Stored records

▼▼▼

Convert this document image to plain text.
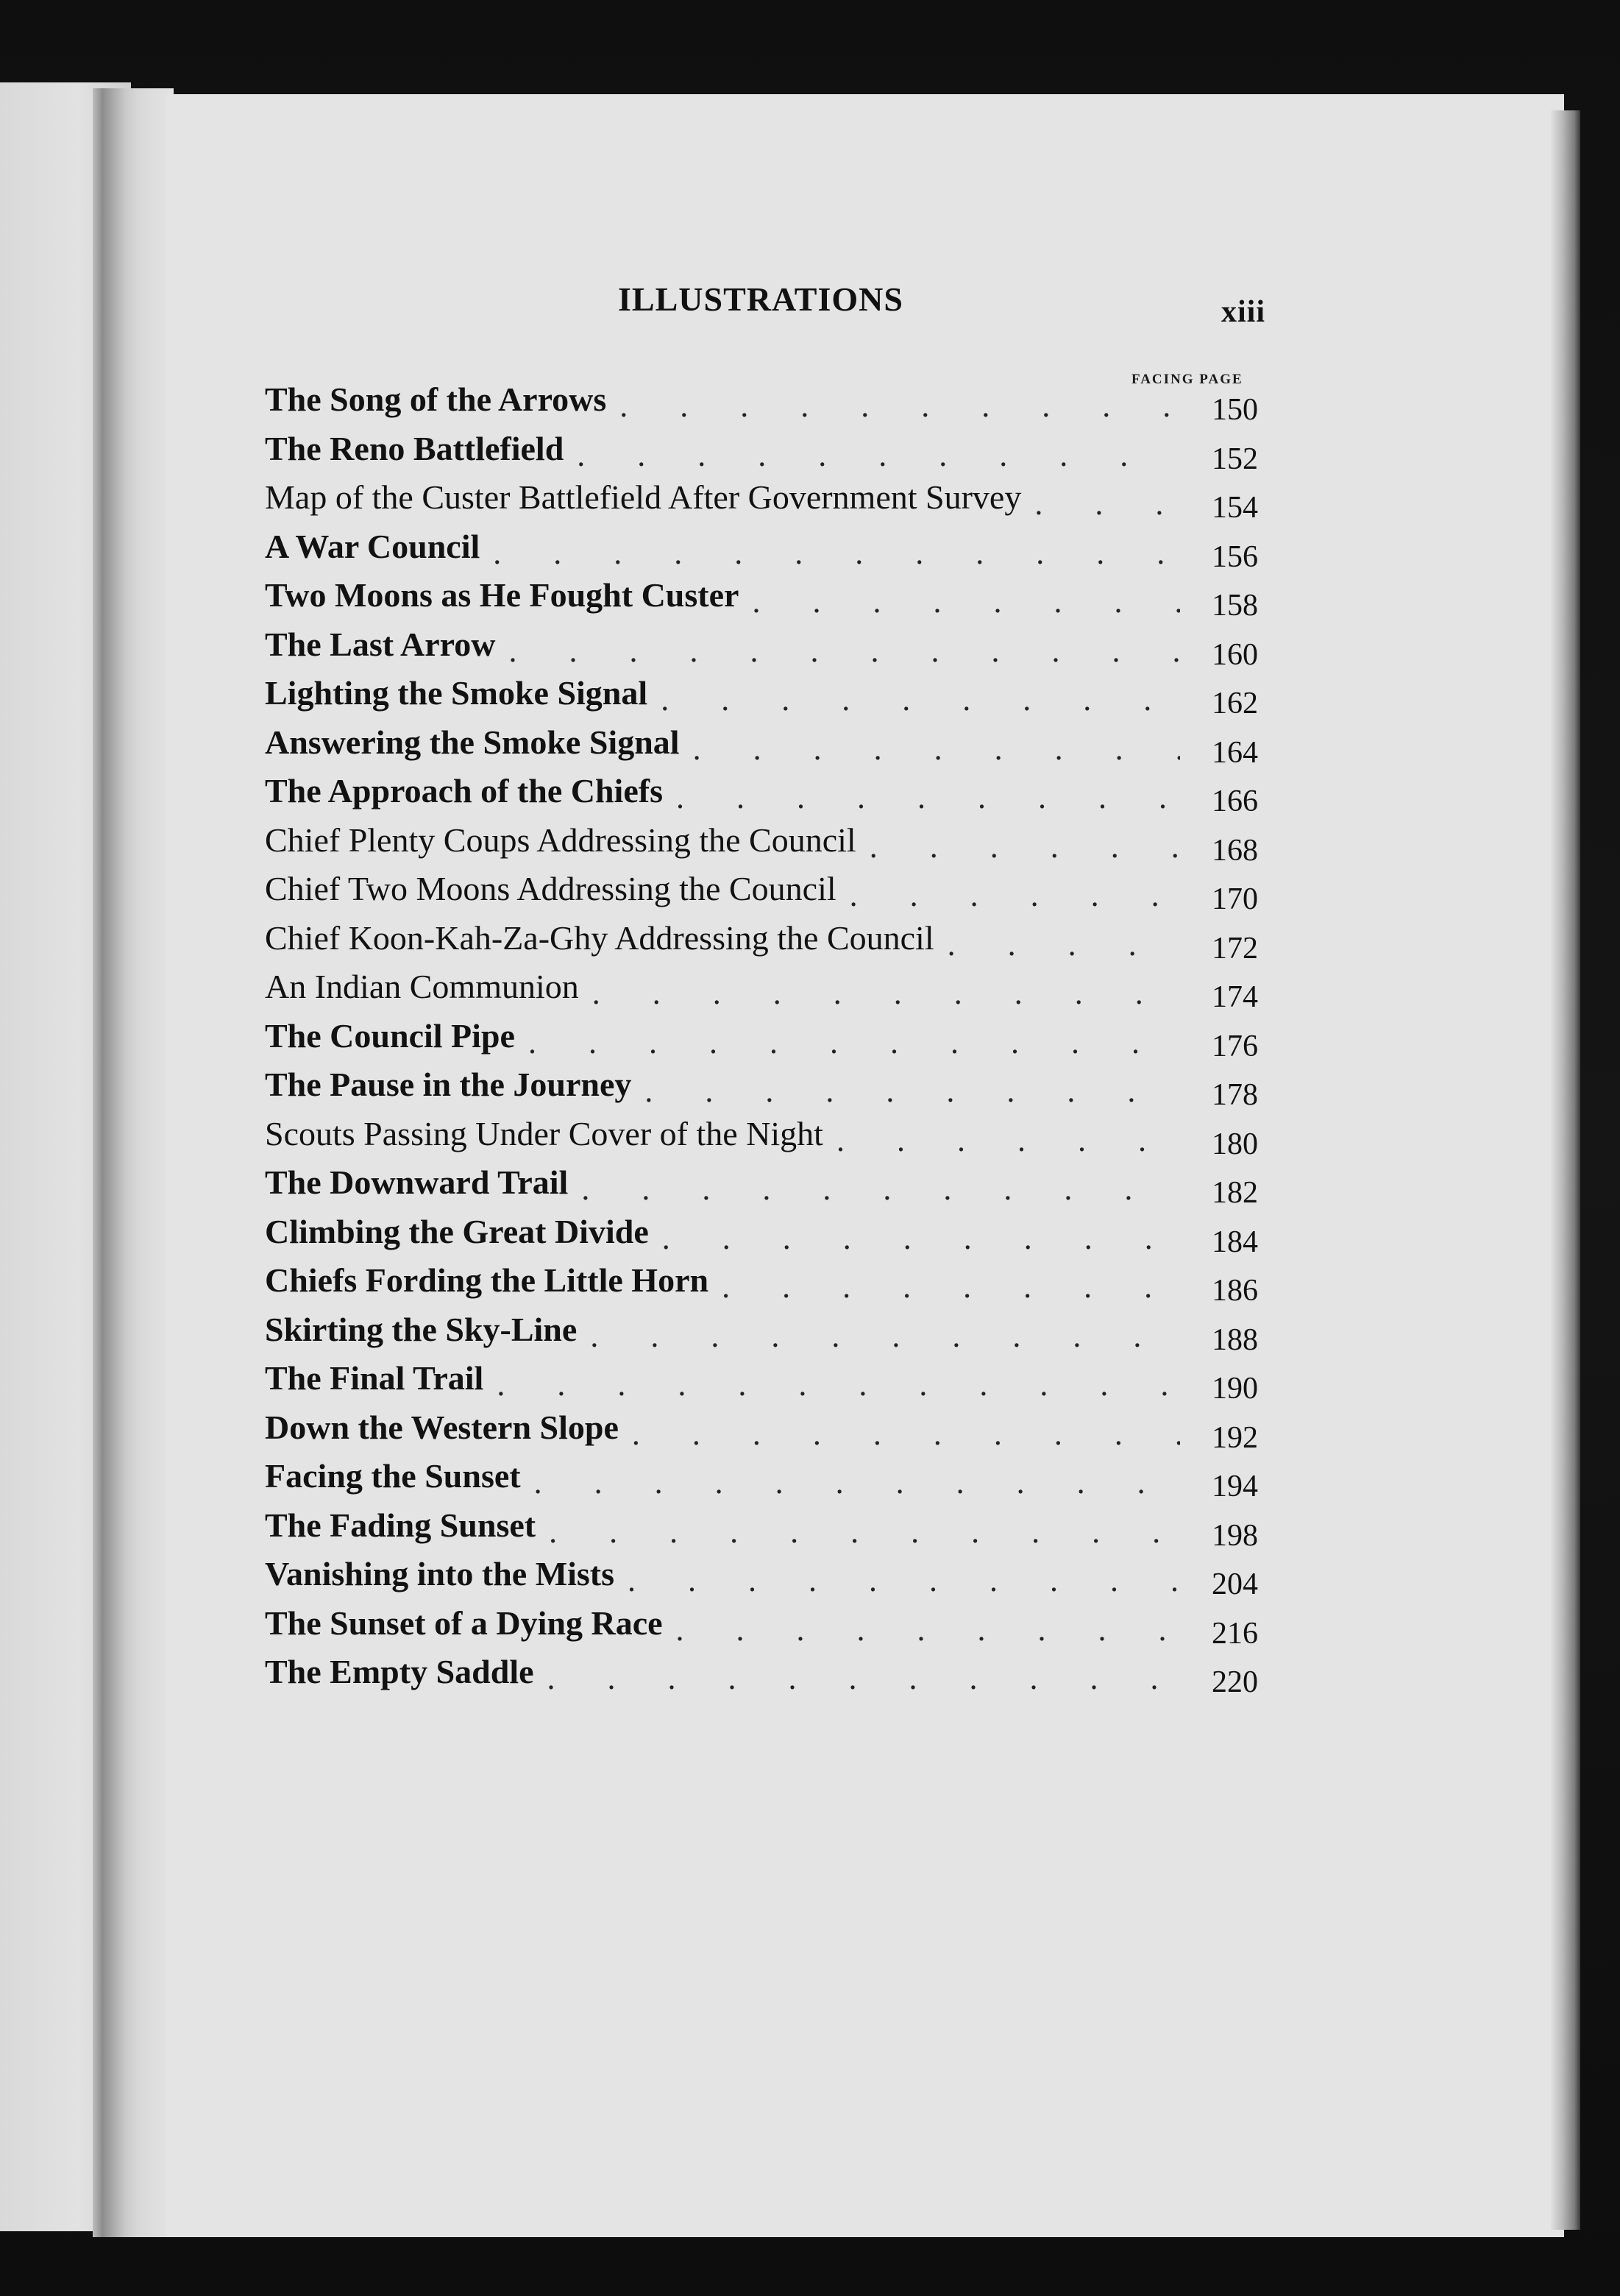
ILLUSTRATIONS	xiii
FACING PAGE
The Song of the Arrows . . .	150
The Reno Battlefield . . .	152
Map of the Custer Battlefield After Government Survey . . .	154
A War Council . . .	156
Two Moons as He Fought Custer . . .	158
The Last Arrow . . .	160
Lighting the Smoke Signal . . .	162
Answering the Smoke Signal . . .	164
The Approach of the Chiefs . . .	166
Chief Plenty Coups Addressing the Council . . .	168
Chief Two Moons Addressing the Council . . .	170
Chief Koon-Kah-Za-Ghy Addressing the Council . . .	172
An Indian Communion . . .	174
The Council Pipe . . .	176
The Pause in the Journey . . .	178
Scouts Passing Under Cover of the Night . . .	180
The Downward Trail . . .	182
Climbing the Great Divide . . .	184
Chiefs Fording the Little Horn . . .	186
Skirting the Sky-Line . . .	188
The Final Trail . . .	190
Down the Western Slope . . .	192
Facing the Sunset . . .	194
The Fading Sunset . . .	198
Vanishing into the Mists . . .	204
The Sunset of a Dying Race . . .	216
The Empty Saddle . . .	220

▲▲▲

• _PROMPT_
Copy every record above exactly, leaving out any pictures.

• _SOLUTION_
Convert this document image to plain text.
ILLUSTRATIONS	xiii
FACING PAGE
The Song of the Arrows . . .	150
The Reno Battlefield . . .	152
Map of the Custer Battlefield After Government Survey . . .	154
A War Council . . .	156
Two Moons as He Fought Custer . . .	158
The Last Arrow . . .	160
Lighting the Smoke Signal . . .	162
Answering the Smoke Signal . . .	164
The Approach of the Chiefs . . .	166
Chief Plenty Coups Addressing the Council . . .	168
Chief Two Moons Addressing the Council . . .	170
Chief Koon-Kah-Za-Ghy Addressing the Council . . .	172
An Indian Communion . . .	174
The Council Pipe . . .	176
The Pause in the Journey . . .	178
Scouts Passing Under Cover of the Night . . .	180
The Downward Trail . . .	182
Climbing the Great Divide . . .	184
Chiefs Fording the Little Horn . . .	186
Skirting the Sky-Line . . .	188
The Final Trail . . .	190
Down the Western Slope . . .	192
Facing the Sunset . . .	194
The Fading Sunset . . .	198
Vanishing into the Mists . . .	204
The Sunset of a Dying Race . . .	216
The Empty Saddle . . .	220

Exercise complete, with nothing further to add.